**Stated exercise**
Please output every line of the material as it stands, without the pictures.

**Collected data entries**
++++++

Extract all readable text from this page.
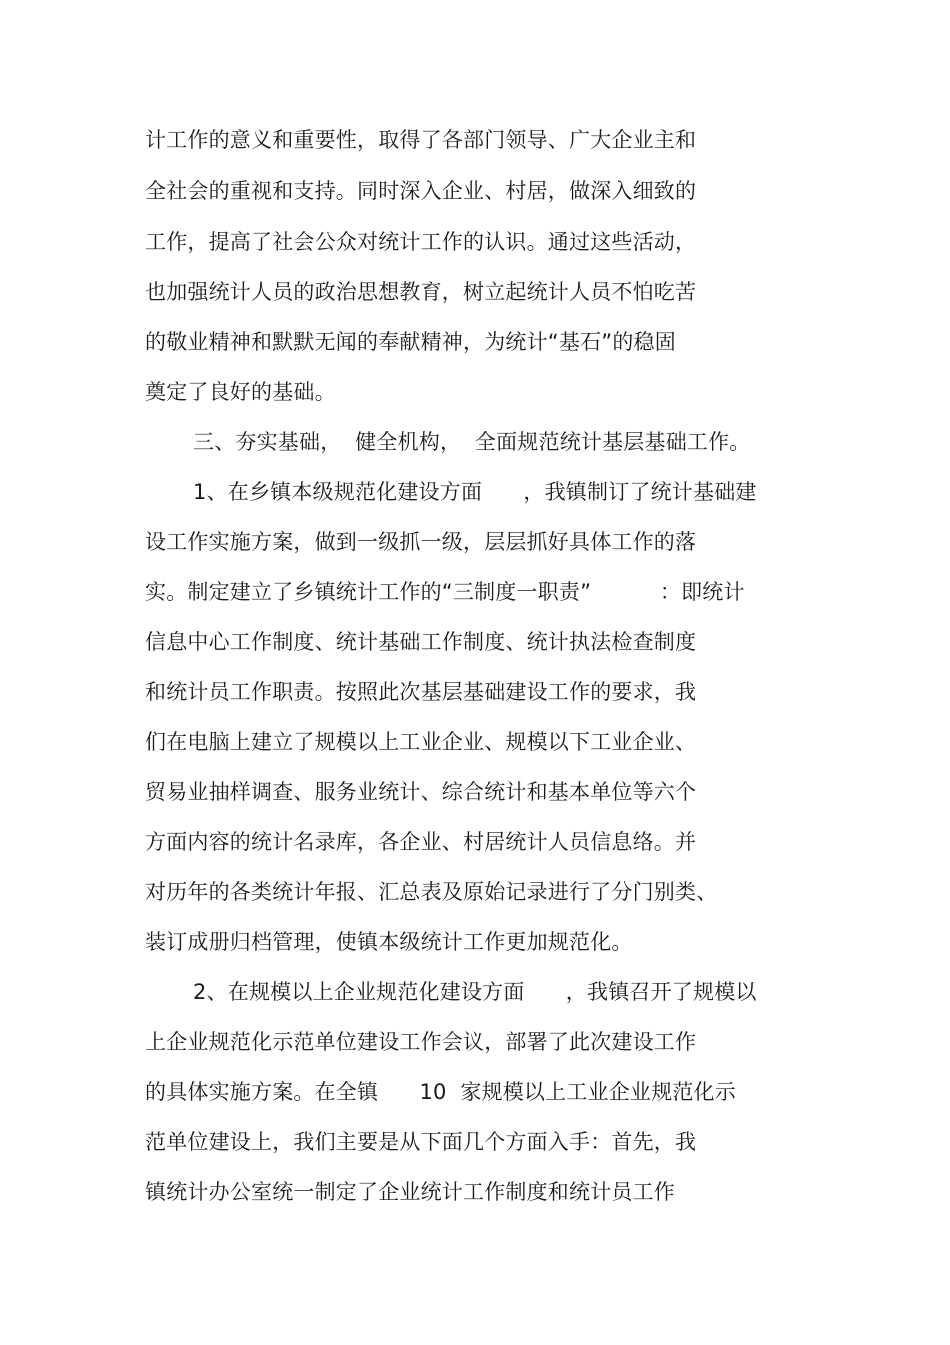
计工作的意义和重要性，取得了各部门领导、广大企业主和
全社会的重视和支持。同时深入企业、村居，做深入细致的
工作，提高了社会公众对统计工作的认识。通过这些活动，
也加强统计人员的政治思想教育，树立起统计人员不怕吃苦
的敬业精神和默默无闻的奉献精神，为统计“基石”的稳固
奠定了良好的基础。
三、夯实基础，  健全机构，  全面规范统计基层基础工作。
1、在乡镇本级规范化建设方面      ，我镇制订了统计基础建
设工作实施方案，做到一级抓一级，层层抓好具体工作的落
实。制定建立了乡镇统计工作的“三制度一职责”          ：即统计
信息中心工作制度、统计基础工作制度、统计执法检查制度
和统计员工作职责。按照此次基层基础建设工作的要求，我
们在电脑上建立了规模以上工业企业、规模以下工业企业、
贸易业抽样调查、服务业统计、综合统计和基本单位等六个
方面内容的统计名录库，各企业、村居统计人员信息络。并
对历年的各类统计年报、汇总表及原始记录进行了分门别类、
装订成册归档管理，使镇本级统计工作更加规范化。
2、在规模以上企业规范化建设方面      ，我镇召开了规模以
上企业规范化示范单位建设工作会议，部署了此次建设工作
的具体实施方案。在全镇      10  家规模以上工业企业规范化示
范单位建设上，我们主要是从下面几个方面入手：首先，我
镇统计办公室统一制定了企业统计工作制度和统计员工作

++++++

**Final answer**
Extract all readable text from this page.
计工作的意义和重要性，取得了各部门领导、广大企业主和
全社会的重视和支持。同时深入企业、村居，做深入细致的
工作，提高了社会公众对统计工作的认识。通过这些活动，
也加强统计人员的政治思想教育，树立起统计人员不怕吃苦
的敬业精神和默默无闻的奉献精神，为统计“基石”的稳固
奠定了良好的基础。
三、夯实基础，  健全机构，  全面规范统计基层基础工作。
1、在乡镇本级规范化建设方面      ，我镇制订了统计基础建
设工作实施方案，做到一级抓一级，层层抓好具体工作的落
实。制定建立了乡镇统计工作的“三制度一职责”          ：即统计
信息中心工作制度、统计基础工作制度、统计执法检查制度
和统计员工作职责。按照此次基层基础建设工作的要求，我
们在电脑上建立了规模以上工业企业、规模以下工业企业、
贸易业抽样调查、服务业统计、综合统计和基本单位等六个
方面内容的统计名录库，各企业、村居统计人员信息络。并
对历年的各类统计年报、汇总表及原始记录进行了分门别类、
装订成册归档管理，使镇本级统计工作更加规范化。
2、在规模以上企业规范化建设方面      ，我镇召开了规模以
上企业规范化示范单位建设工作会议，部署了此次建设工作
的具体实施方案。在全镇      10  家规模以上工业企业规范化示
范单位建设上，我们主要是从下面几个方面入手：首先，我
镇统计办公室统一制定了企业统计工作制度和统计员工作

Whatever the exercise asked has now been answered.